## BEGIN

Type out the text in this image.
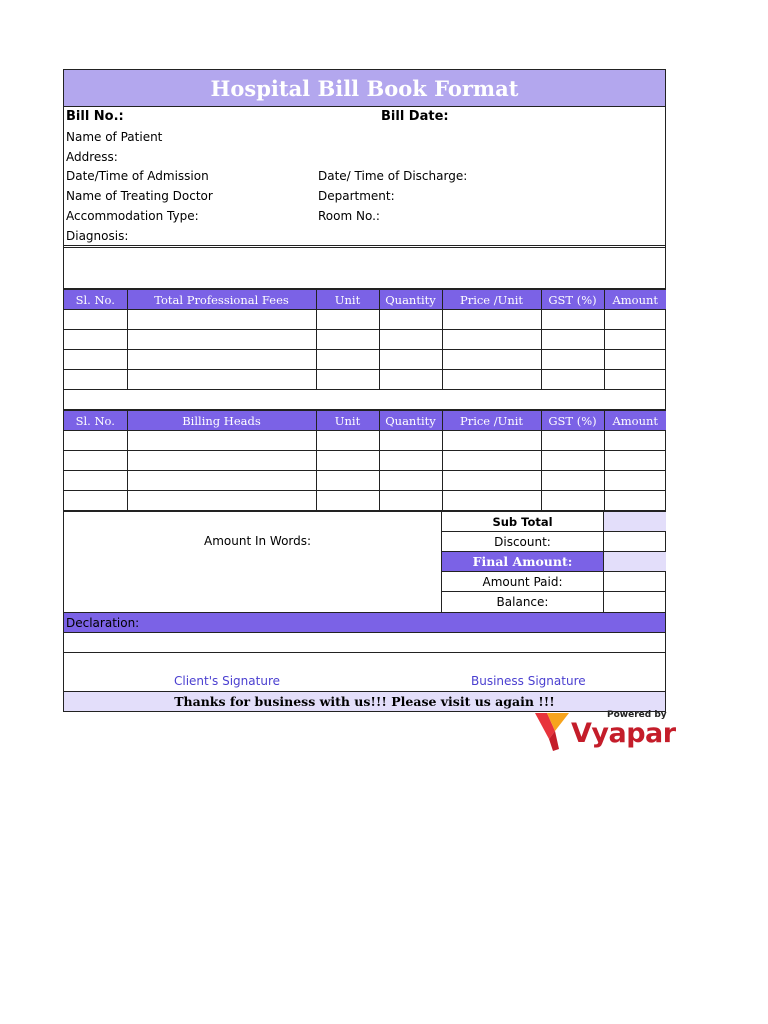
Hospital Bill Book Format
Bill No.:	Bill Date:
Name of Patient
Address:
Date/Time of Admission	Date/ Time of Discharge:
Name of Treating Doctor	Department:
Accommodation Type:	Room No.:
Diagnosis:
Sl. No.	Total Professional Fees	Unit	Quantity	Price /Unit	GST (%)	Amount

Sl. No.	Billing Heads	Unit	Quantity	Price /Unit	GST (%)	Amount

Amount In Words:
Sub Total
Discount:
Final Amount:
Amount Paid:
Balance:
Declaration:
Client's Signature	Business Signature
Thanks for business with us!!! Please visit us again !!!
Powered by
Vyapar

## END

→ **Job**
Repeat the lines above exactly, and keep every picture out.

→ **Task result**
Type out the text in this image.
Hospital Bill Book Format
Bill No.:	Bill Date:
Name of Patient
Address:
Date/Time of Admission	Date/ Time of Discharge:
Name of Treating Doctor	Department:
Accommodation Type:	Room No.:
Diagnosis:
Sl. No.	Total Professional Fees	Unit	Quantity	Price /Unit	GST (%)	Amount

Sl. No.	Billing Heads	Unit	Quantity	Price /Unit	GST (%)	Amount

Amount In Words:
Sub Total
Discount:
Final Amount:
Amount Paid:
Balance:
Declaration:
Client's Signature	Business Signature
Thanks for business with us!!! Please visit us again !!!
Powered by
Vyapar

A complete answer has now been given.